▼

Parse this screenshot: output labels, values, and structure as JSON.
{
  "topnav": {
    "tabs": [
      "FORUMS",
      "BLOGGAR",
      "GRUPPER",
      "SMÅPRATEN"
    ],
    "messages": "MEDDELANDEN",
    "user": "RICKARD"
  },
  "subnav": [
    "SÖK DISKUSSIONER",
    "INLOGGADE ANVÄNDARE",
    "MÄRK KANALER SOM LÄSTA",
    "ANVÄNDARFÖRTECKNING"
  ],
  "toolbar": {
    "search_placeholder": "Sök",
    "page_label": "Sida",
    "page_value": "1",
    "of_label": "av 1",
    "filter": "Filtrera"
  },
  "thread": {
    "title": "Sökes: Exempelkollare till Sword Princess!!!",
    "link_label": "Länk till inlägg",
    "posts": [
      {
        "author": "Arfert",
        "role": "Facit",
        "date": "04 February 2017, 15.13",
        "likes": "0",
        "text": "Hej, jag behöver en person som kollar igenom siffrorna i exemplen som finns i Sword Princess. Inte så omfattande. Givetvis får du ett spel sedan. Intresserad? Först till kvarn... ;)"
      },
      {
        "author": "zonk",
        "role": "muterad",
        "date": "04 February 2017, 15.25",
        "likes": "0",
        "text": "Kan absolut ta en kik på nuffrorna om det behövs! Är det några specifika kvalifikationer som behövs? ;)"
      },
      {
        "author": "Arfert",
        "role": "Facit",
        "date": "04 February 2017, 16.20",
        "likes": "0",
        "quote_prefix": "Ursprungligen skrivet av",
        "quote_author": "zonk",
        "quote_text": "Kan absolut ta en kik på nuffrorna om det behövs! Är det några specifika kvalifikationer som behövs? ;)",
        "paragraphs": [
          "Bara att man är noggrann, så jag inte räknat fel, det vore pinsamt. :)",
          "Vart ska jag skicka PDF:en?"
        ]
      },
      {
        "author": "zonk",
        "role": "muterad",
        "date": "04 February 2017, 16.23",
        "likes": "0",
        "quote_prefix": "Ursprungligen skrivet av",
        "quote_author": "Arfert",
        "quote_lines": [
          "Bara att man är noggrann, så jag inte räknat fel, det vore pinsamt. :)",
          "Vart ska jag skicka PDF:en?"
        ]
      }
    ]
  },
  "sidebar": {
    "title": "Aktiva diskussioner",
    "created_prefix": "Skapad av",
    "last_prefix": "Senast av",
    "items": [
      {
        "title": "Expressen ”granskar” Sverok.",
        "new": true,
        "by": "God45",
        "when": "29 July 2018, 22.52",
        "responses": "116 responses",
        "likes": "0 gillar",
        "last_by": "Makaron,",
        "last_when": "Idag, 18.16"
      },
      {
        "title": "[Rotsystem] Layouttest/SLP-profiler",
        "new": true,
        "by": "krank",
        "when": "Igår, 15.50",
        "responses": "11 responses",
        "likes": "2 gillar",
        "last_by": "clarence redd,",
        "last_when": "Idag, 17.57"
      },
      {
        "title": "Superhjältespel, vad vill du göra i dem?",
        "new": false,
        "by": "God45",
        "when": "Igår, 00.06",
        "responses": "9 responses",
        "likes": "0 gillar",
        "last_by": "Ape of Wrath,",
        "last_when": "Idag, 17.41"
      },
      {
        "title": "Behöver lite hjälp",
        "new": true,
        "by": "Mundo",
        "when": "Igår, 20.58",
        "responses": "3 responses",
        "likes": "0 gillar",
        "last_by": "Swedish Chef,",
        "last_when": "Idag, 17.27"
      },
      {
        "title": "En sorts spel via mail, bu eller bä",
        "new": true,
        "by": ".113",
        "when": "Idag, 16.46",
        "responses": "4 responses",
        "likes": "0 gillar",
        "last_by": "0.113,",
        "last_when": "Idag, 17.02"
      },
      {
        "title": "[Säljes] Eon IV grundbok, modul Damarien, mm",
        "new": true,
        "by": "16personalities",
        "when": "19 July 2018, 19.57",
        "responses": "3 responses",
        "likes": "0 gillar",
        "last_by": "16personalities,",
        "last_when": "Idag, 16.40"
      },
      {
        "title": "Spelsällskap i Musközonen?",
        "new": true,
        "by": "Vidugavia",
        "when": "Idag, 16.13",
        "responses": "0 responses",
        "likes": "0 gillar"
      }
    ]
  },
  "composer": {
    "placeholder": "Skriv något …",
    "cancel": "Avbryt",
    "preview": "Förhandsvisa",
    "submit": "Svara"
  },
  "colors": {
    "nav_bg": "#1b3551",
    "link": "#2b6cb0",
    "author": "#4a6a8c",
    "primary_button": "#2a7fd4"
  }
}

▲

Search the data for the word "title" and copy each line where it appears.

- Result of the exercise
    "title": "Sökes: Exempelkollare till Sword Princess!!!",
    "title": "Aktiva diskussioner",
        "title": "Expressen ”granskar” Sverok.",
        "title": "[Rotsystem] Layouttest/SLP-profiler",
        "title": "Superhjältespel, vad vill du göra i dem?",
        "title": "Behöver lite hjälp",
        "title": "En sorts spel via mail, bu eller bä",
        "title": "[Säljes] Eon IV grundbok, modul Damarien, mm",
        "title": "Spelsällskap i Musközonen?",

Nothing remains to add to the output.